- [WHAT YOU SHOULD DO]:
Comb the records below for the string "JSON" and copy each line where it turns up.

- [MATERIAL SUPPLIED]:
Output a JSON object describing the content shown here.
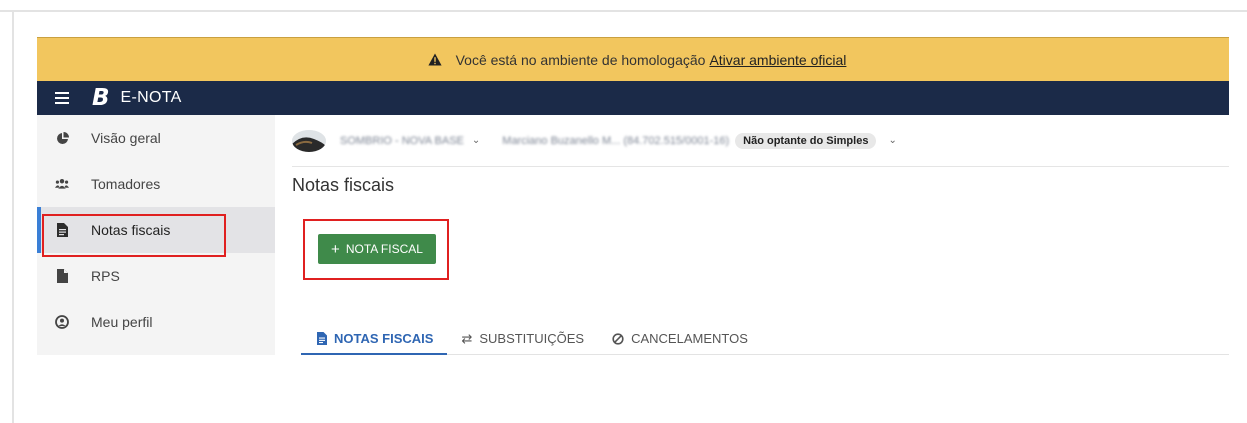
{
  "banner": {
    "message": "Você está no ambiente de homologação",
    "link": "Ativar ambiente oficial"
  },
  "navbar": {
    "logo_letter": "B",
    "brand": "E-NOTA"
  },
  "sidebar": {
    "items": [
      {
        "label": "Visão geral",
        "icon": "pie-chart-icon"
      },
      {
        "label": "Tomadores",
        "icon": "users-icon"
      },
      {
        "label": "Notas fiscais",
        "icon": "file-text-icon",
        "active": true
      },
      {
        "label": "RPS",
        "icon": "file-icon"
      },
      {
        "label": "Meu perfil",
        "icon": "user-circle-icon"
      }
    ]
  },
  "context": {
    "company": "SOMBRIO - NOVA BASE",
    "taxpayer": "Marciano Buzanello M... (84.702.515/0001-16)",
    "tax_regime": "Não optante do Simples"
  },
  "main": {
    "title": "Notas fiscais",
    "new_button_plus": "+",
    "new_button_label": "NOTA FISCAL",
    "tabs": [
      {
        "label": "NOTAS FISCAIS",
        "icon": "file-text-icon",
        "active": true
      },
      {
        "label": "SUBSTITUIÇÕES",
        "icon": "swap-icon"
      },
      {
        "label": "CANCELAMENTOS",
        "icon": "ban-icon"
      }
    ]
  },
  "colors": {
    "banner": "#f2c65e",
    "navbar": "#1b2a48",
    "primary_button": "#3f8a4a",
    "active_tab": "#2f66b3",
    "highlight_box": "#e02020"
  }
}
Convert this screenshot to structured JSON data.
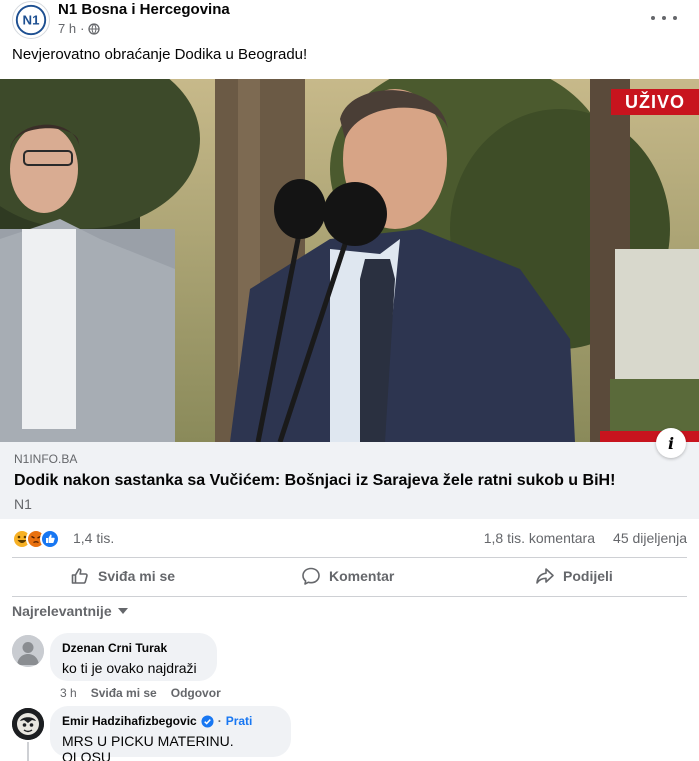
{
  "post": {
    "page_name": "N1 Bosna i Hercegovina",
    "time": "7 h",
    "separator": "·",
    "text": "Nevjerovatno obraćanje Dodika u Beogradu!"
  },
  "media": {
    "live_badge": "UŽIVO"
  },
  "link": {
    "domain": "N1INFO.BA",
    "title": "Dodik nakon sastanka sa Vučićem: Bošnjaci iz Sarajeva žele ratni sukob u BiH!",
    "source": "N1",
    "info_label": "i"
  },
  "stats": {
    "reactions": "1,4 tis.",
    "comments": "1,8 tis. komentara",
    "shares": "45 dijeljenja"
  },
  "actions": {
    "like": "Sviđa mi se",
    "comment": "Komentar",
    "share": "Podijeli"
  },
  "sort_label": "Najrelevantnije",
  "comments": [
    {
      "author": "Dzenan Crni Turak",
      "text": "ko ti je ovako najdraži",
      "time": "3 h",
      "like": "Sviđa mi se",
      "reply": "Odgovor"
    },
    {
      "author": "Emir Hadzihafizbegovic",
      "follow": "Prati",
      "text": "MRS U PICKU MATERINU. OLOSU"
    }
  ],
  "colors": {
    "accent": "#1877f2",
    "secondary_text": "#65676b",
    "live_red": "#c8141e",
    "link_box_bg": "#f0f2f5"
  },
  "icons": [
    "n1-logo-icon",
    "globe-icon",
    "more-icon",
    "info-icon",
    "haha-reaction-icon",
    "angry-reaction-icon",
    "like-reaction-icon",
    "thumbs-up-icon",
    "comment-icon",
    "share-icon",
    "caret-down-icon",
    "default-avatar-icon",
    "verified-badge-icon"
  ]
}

- [ANSWER TO THIS EXERCISE]:
Output a JSON object describing the content shown here.
Convert this screenshot to structured JSON data.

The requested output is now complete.